* _WHAT THE EXERCISE ASKS_
Scan the data below and pick out the lines containing the word "with".

* _Data entries_

╭──

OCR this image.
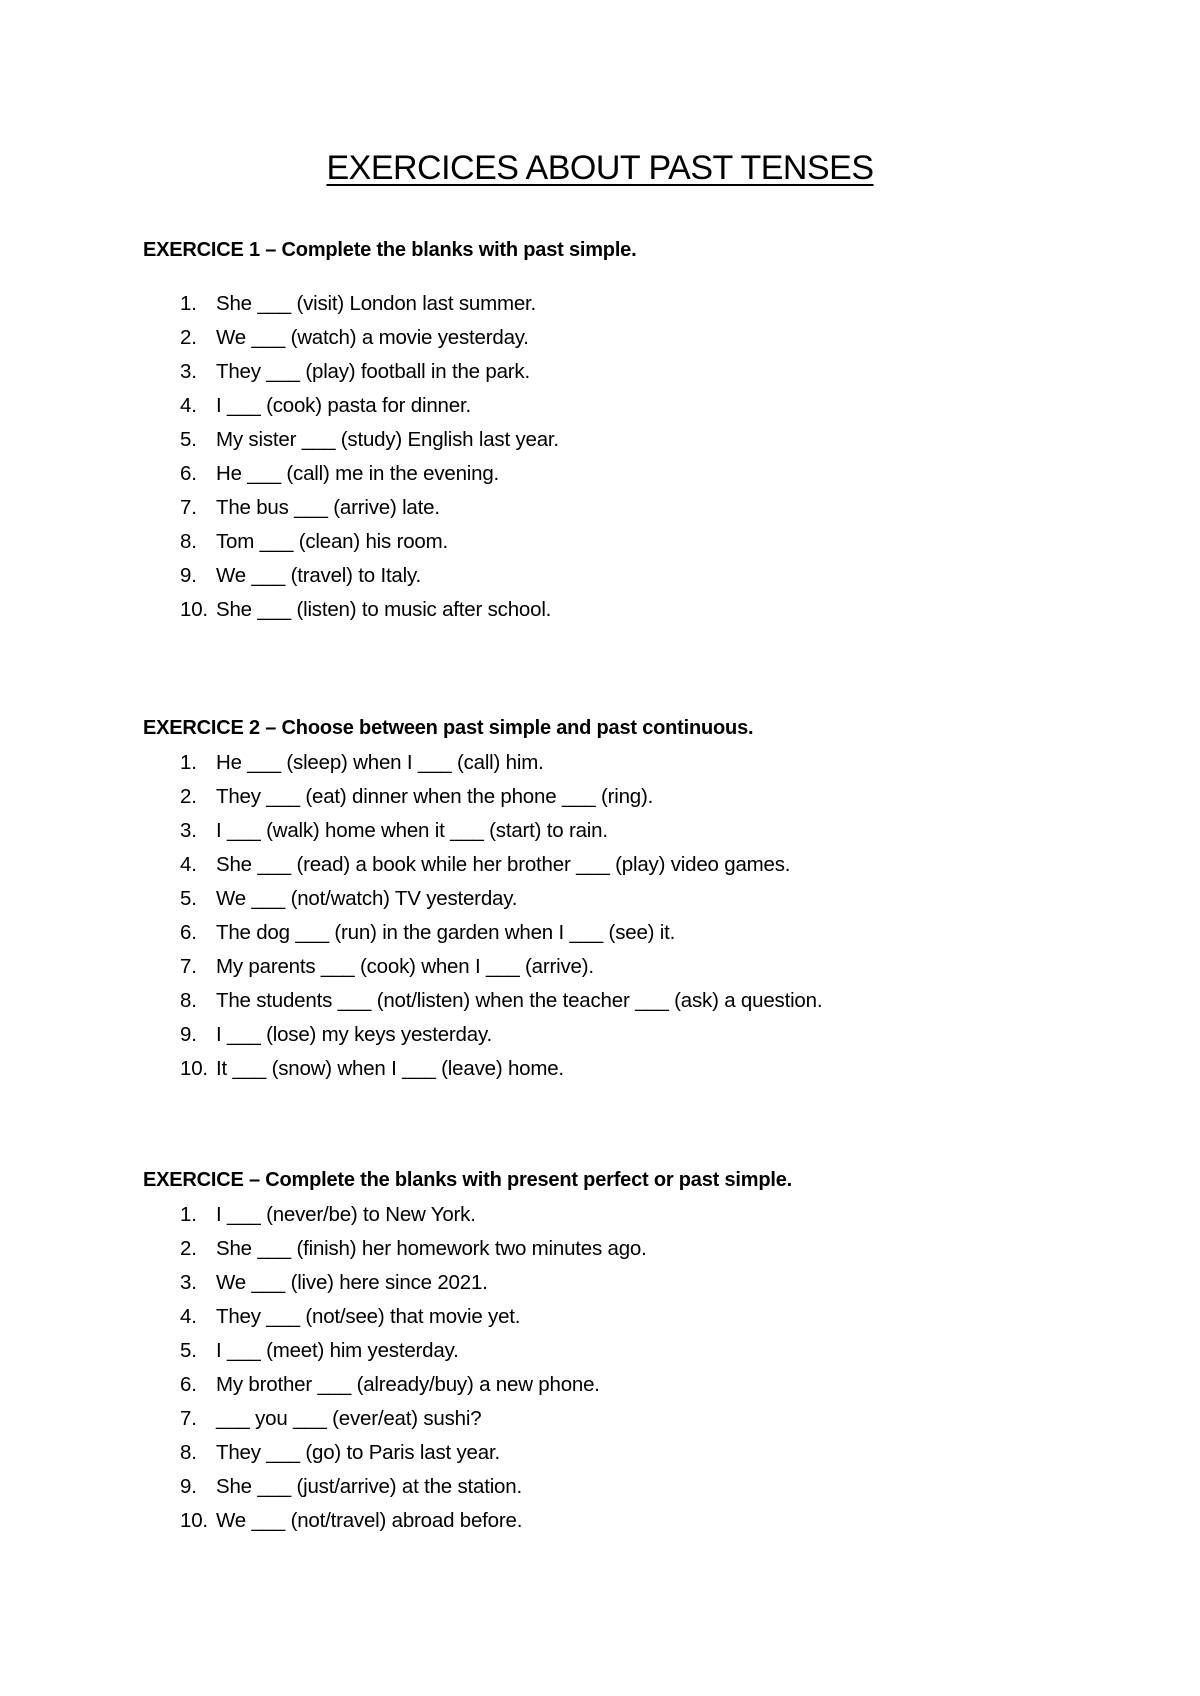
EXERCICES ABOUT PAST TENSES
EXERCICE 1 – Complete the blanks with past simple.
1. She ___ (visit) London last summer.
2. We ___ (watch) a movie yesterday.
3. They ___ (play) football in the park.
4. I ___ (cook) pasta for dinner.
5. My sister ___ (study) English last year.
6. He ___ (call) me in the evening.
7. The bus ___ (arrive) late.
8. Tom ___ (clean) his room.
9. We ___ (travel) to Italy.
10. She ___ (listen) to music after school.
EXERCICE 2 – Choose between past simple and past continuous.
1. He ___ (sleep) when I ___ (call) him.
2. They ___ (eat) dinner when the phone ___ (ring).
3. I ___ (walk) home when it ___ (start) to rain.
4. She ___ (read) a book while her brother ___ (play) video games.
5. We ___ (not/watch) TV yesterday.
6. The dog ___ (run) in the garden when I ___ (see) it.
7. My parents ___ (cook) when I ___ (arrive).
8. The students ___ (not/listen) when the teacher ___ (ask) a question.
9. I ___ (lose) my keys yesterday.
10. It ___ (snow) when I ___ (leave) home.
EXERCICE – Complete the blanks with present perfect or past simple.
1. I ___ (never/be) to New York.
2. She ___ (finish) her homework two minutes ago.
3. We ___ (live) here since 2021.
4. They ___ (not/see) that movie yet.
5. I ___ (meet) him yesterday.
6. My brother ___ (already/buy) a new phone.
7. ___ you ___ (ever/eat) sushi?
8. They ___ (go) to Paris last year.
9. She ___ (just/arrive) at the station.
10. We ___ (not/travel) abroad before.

╰──

* _RESULT_
EXERCICE 1 – Complete the blanks with past simple.
EXERCICE – Complete the blanks with present perfect or past simple.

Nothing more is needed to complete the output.